SET TASK:
Pick out every line with the word "спицах" and copy it.

[RECORDS FOR PROCESSING start]

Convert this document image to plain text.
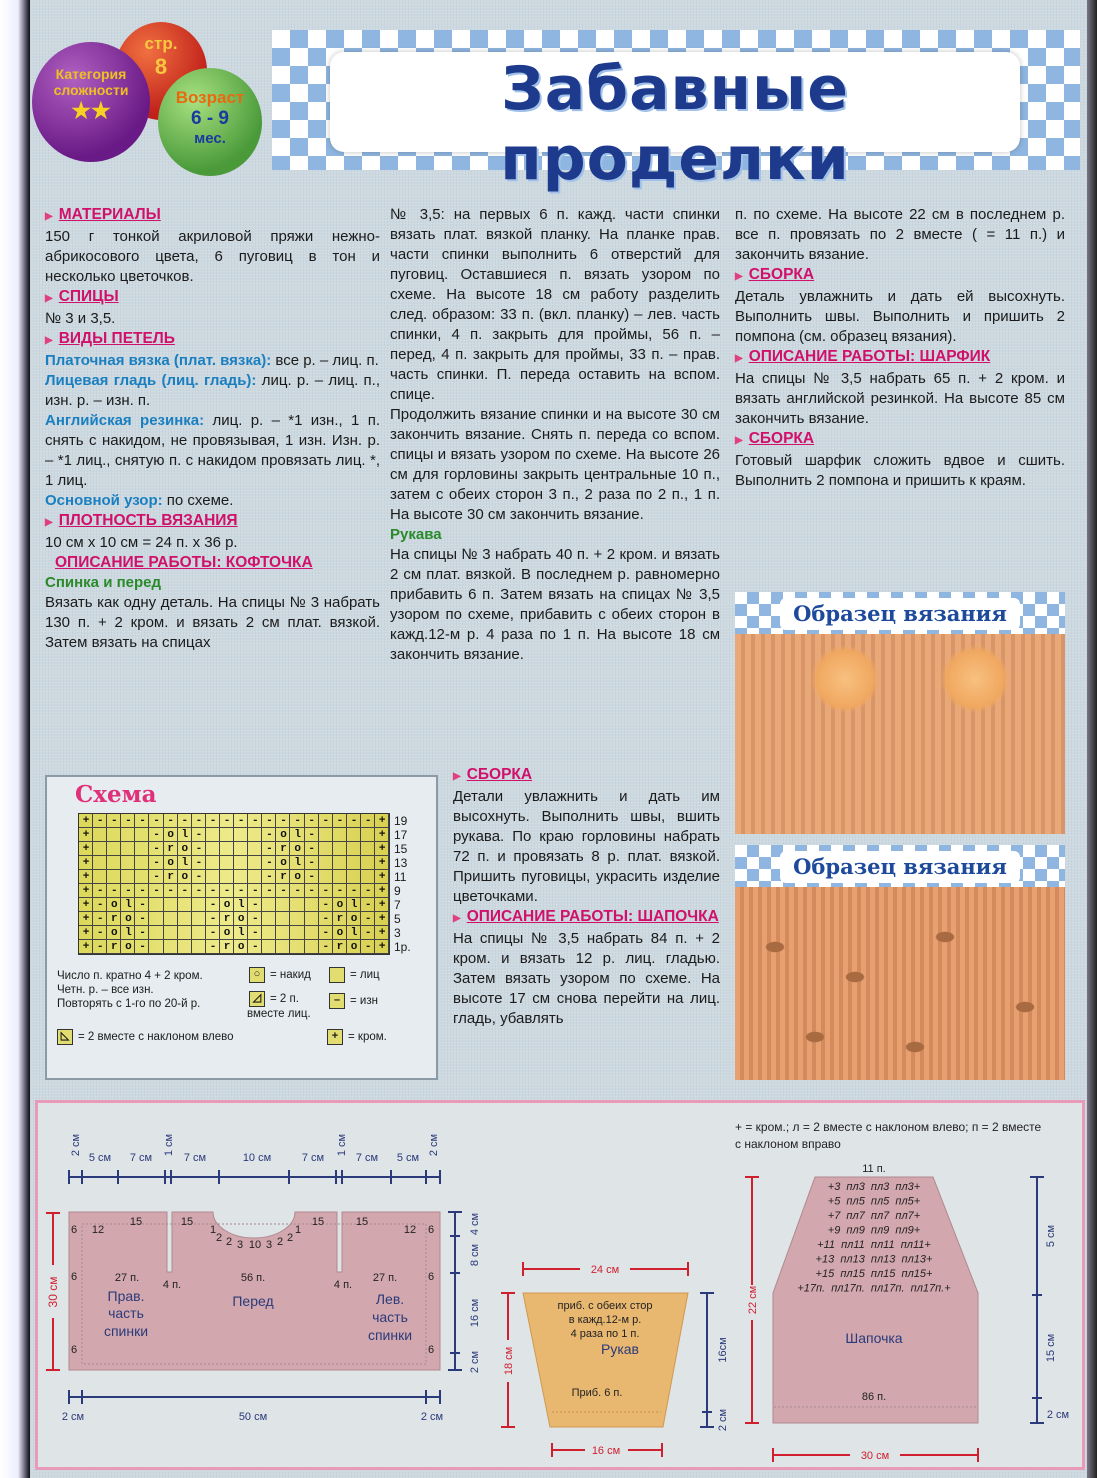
стр.
8
Категория сложности
★★
Возраст
6 - 9
мес.
Забавные проделки

▶ МАТЕРИАЛЫ

150 г тонкой акриловой пряжи нежно-абрикосового цвета, 6 пуговиц в тон и несколько цветочков.

▶ СПИЦЫ

№ 3 и 3,5.

▶ ВИДЫ ПЕТЕЛЬ

Платочная вязка (плат. вязка): все р. – лиц. п.

Лицевая гладь (лиц. гладь): лиц. р. – лиц. п., изн. р. – изн. п.

Английская резинка: лиц. р. – *1 изн., 1 п. снять с накидом, не провязывая, 1 изн. Изн. р. – *1 лиц., снятую п. с накидом провязать лиц. *, 1 лиц.

Основной узор: по схеме.

▶ ПЛОТНОСТЬ ВЯЗАНИЯ

10 см х 10 см = 24 п. х 36 р.

ОПИСАНИЕ РАБОТЫ: КОФТОЧКА

Спинка и перед

Вязать как одну деталь. На спицы № 3 набрать 130 п. + 2 кром. и вязать 2 см плат. вязкой. Затем вязать на спицах

№ 3,5: на первых 6 п. кажд. части спинки вязать плат. вязкой планку. На планке прав. части спинки выполнить 6 отверстий для пуговиц. Оставшиеся п. вязать узором по схеме. На высоте 18 см работу разделить след. образом: 33 п. (вкл. планку) – лев. часть спинки, 4 п. закрыть для проймы, 56 п. – перед, 4 п. закрыть для проймы, 33 п. – прав. часть спинки. П. переда оставить на вспом. спице.

Продолжить вязание спинки и на высоте 30 см закончить вязание. Снять п. переда со вспом. спицы и вязать узором по схеме. На высоте 26 см для горловины закрыть центральные 10 п., затем с обеих сторон 3 п., 2 раза по 2 п., 1 п. На высоте 30 см закончить вязание.

Рукава

На спицы № 3 набрать 40 п. + 2 кром. и вязать 2 см плат. вязкой. В последнем р. равномерно прибавить 6 п. Затем вязать на спицах № 3,5 узором по схеме, прибавить с обеих сторон в кажд.12-м р. 4 раза по 1 п. На высоте 18 см закончить вязание.

▶ СБОРКА

Детали увлажнить и дать им высохнуть. Выполнить швы, вшить рукава. По краю горловины набрать 72 п. и провязать 8 р. плат. вязкой. Пришить пуговицы, украсить изделие цветочками.

▶ ОПИСАНИЕ РАБОТЫ: ШАПОЧКА

На спицы № 3,5 набрать 84 п. + 2 кром. и вязать 12 р. лиц. гладью. Затем вязать узором по схеме. На высоте 17 см снова перейти на лиц. гладь, убавлять

п. по схеме. На высоте 22 см в последнем р. все п. провязать по 2 вместе ( = 11 п.) и закончить вязание.

▶ СБОРКА

Деталь увлажнить и дать ей высохнуть. Выполнить швы. Выполнить и пришить 2 помпона (см. образец вязания).

▶ ОПИСАНИЕ РАБОТЫ: ШАРФИК

На спицы № 3,5 набрать 65 п. + 2 кром. и вязать английской резинкой. На высоте 85 см закончить вязание.

▶ СБОРКА

Готовый шарфик сложить вдвое и сшить. Выполнить 2 помпона и пришить к краям.

Образец вязания
Образец вязания
Схема
+--------------------+
+    -ol-    -ol-    +
+    -ro-    -ro-    +
+    -ol-    -ol-    +
+    -ro-    -ro-    +
+--------------------+
+-ol-    -ol-    -ol-+
+-ro-    -ro-    -ro-+
+-ol-    -ol-    -ol-+
+-ro-    -ro-    -ro-+
19
17
15
13
11
9
7
5
3
1р.
Число п. кратно 4 + 2 кром.
Четн. р. – все изн.
Повторять с 1-го по 20-й р.
○ = накид	= лиц
◿ = 2 п.
вместе лиц.
– = изн
◺ = 2 вместе с наклоном влево	+ = кром.
5 см 7 см	7 см	10 см	7 см	7 см 5 см
2 см	1 см	1 см	2 см
30 см
4 см
8 см
16 см
2 см
2 см	50 см	2 см
6
6
6
6
6
6
12
15	15	15	15
12
1
2 2 3 10 3 2 2
1
27 п.
4 п.
56 п.
4 п.
27 п.
Прав.
часть
спинки
Перед	Лев.
часть
спинки
24 см
18 см	16см
2 см
16 см
приб. с обеих стор
в кажд.12-м р.
4 раза по 1 п.
Рукав
Приб. 6 п.
+ = кром.; л = 2 вместе с наклоном влево; п = 2 вместе
с наклоном вправо
+3  пл3  пл3  пл3+
+5  пл5  пл5  пл5+
+7  пл7  пл7  пл7+
+9  пл9  пл9  пл9+
+11  пл11  пл11  пл11+
+13  пл13  пл13  пл13+
+15  пл15  пл15  пл15+
+17п.  пл17п.  пл17п.  пл17п.+
11 п.
Шапочка
86 п.
22 см
5 см
15 см
2 см
30 см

[RECORDS FOR PROCESSING end]

EXERCISE OUTPUT:
Вязать как одну деталь. На спицы № 3 набрать 130 п. + 2 кром. и вязать 2 см плат. вязкой. Затем вязать на спицах
На спицы № 3 набрать 40 п. + 2 кром. и вязать 2 см плат. вязкой. В последнем р. равномерно прибавить 6 п. Затем вязать на спицах № 3,5 узором по схеме, прибавить с обеих сторон в кажд.12-м р. 4 раза по 1 п. На высоте 18 см закончить вязание.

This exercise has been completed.